Data entries:
● ● ●

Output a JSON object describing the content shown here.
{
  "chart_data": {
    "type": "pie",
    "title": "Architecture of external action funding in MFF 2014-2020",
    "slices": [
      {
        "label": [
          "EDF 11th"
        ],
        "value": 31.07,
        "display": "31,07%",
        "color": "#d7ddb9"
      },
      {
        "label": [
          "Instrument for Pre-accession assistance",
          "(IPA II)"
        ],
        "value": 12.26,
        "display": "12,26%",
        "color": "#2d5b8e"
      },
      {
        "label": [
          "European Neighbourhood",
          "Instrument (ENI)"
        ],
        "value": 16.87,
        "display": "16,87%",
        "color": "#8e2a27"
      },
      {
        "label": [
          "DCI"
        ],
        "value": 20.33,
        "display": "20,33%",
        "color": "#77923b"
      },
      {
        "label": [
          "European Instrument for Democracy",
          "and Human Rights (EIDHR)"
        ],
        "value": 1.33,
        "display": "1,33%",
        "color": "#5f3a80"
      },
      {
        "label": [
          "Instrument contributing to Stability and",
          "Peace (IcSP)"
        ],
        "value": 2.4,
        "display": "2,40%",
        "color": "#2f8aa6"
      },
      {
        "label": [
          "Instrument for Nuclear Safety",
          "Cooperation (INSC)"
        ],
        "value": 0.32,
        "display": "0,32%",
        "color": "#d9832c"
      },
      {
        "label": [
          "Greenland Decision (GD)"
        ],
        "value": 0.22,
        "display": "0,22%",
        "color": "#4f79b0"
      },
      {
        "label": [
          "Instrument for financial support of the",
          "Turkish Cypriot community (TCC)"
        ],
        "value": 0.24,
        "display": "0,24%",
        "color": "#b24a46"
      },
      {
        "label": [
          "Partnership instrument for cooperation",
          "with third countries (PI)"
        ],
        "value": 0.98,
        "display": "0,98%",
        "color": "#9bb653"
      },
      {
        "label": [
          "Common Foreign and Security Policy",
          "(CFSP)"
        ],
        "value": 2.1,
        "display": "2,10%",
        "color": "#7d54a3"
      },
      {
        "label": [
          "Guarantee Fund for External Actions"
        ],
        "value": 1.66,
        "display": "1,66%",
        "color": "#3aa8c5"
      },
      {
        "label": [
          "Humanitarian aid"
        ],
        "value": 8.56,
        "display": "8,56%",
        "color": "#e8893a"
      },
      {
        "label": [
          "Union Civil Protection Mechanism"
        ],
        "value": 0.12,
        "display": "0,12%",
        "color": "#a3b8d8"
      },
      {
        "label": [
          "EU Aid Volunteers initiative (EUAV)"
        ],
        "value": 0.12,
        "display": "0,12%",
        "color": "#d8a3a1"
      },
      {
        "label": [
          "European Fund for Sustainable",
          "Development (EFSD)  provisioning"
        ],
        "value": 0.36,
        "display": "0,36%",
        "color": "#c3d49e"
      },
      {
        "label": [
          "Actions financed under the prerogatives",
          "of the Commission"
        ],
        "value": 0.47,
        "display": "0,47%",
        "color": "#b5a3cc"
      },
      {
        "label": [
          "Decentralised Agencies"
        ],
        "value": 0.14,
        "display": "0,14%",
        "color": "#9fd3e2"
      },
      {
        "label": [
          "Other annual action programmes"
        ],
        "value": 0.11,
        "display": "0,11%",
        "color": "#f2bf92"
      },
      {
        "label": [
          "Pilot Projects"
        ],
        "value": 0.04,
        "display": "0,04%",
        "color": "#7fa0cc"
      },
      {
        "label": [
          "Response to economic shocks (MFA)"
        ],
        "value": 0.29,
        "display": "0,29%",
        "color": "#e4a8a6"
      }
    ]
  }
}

● ● ●

Write out the listing once more, matching it exactly.

Output a JSON object describing the content shown here.
{
  "chart_data": {
    "type": "pie",
    "title": "Architecture of external action funding in MFF 2014-2020",
    "slices": [
      {
        "label": [
          "EDF 11th"
        ],
        "value": 31.07,
        "display": "31,07%",
        "color": "#d7ddb9"
      },
      {
        "label": [
          "Instrument for Pre-accession assistance",
          "(IPA II)"
        ],
        "value": 12.26,
        "display": "12,26%",
        "color": "#2d5b8e"
      },
      {
        "label": [
          "European Neighbourhood",
          "Instrument (ENI)"
        ],
        "value": 16.87,
        "display": "16,87%",
        "color": "#8e2a27"
      },
      {
        "label": [
          "DCI"
        ],
        "value": 20.33,
        "display": "20,33%",
        "color": "#77923b"
      },
      {
        "label": [
          "European Instrument for Democracy",
          "and Human Rights (EIDHR)"
        ],
        "value": 1.33,
        "display": "1,33%",
        "color": "#5f3a80"
      },
      {
        "label": [
          "Instrument contributing to Stability and",
          "Peace (IcSP)"
        ],
        "value": 2.4,
        "display": "2,40%",
        "color": "#2f8aa6"
      },
      {
        "label": [
          "Instrument for Nuclear Safety",
          "Cooperation (INSC)"
        ],
        "value": 0.32,
        "display": "0,32%",
        "color": "#d9832c"
      },
      {
        "label": [
          "Greenland Decision (GD)"
        ],
        "value": 0.22,
        "display": "0,22%",
        "color": "#4f79b0"
      },
      {
        "label": [
          "Instrument for financial support of the",
          "Turkish Cypriot community (TCC)"
        ],
        "value": 0.24,
        "display": "0,24%",
        "color": "#b24a46"
      },
      {
        "label": [
          "Partnership instrument for cooperation",
          "with third countries (PI)"
        ],
        "value": 0.98,
        "display": "0,98%",
        "color": "#9bb653"
      },
      {
        "label": [
          "Common Foreign and Security Policy",
          "(CFSP)"
        ],
        "value": 2.1,
        "display": "2,10%",
        "color": "#7d54a3"
      },
      {
        "label": [
          "Guarantee Fund for External Actions"
        ],
        "value": 1.66,
        "display": "1,66%",
        "color": "#3aa8c5"
      },
      {
        "label": [
          "Humanitarian aid"
        ],
        "value": 8.56,
        "display": "8,56%",
        "color": "#e8893a"
      },
      {
        "label": [
          "Union Civil Protection Mechanism"
        ],
        "value": 0.12,
        "display": "0,12%",
        "color": "#a3b8d8"
      },
      {
        "label": [
          "EU Aid Volunteers initiative (EUAV)"
        ],
        "value": 0.12,
        "display": "0,12%",
        "color": "#d8a3a1"
      },
      {
        "label": [
          "European Fund for Sustainable",
          "Development (EFSD)  provisioning"
        ],
        "value": 0.36,
        "display": "0,36%",
        "color": "#c3d49e"
      },
      {
        "label": [
          "Actions financed under the prerogatives",
          "of the Commission"
        ],
        "value": 0.47,
        "display": "0,47%",
        "color": "#b5a3cc"
      },
      {
        "label": [
          "Decentralised Agencies"
        ],
        "value": 0.14,
        "display": "0,14%",
        "color": "#9fd3e2"
      },
      {
        "label": [
          "Other annual action programmes"
        ],
        "value": 0.11,
        "display": "0,11%",
        "color": "#f2bf92"
      },
      {
        "label": [
          "Pilot Projects"
        ],
        "value": 0.04,
        "display": "0,04%",
        "color": "#7fa0cc"
      },
      {
        "label": [
          "Response to economic shocks (MFA)"
        ],
        "value": 0.29,
        "display": "0,29%",
        "color": "#e4a8a6"
      }
    ]
  }
}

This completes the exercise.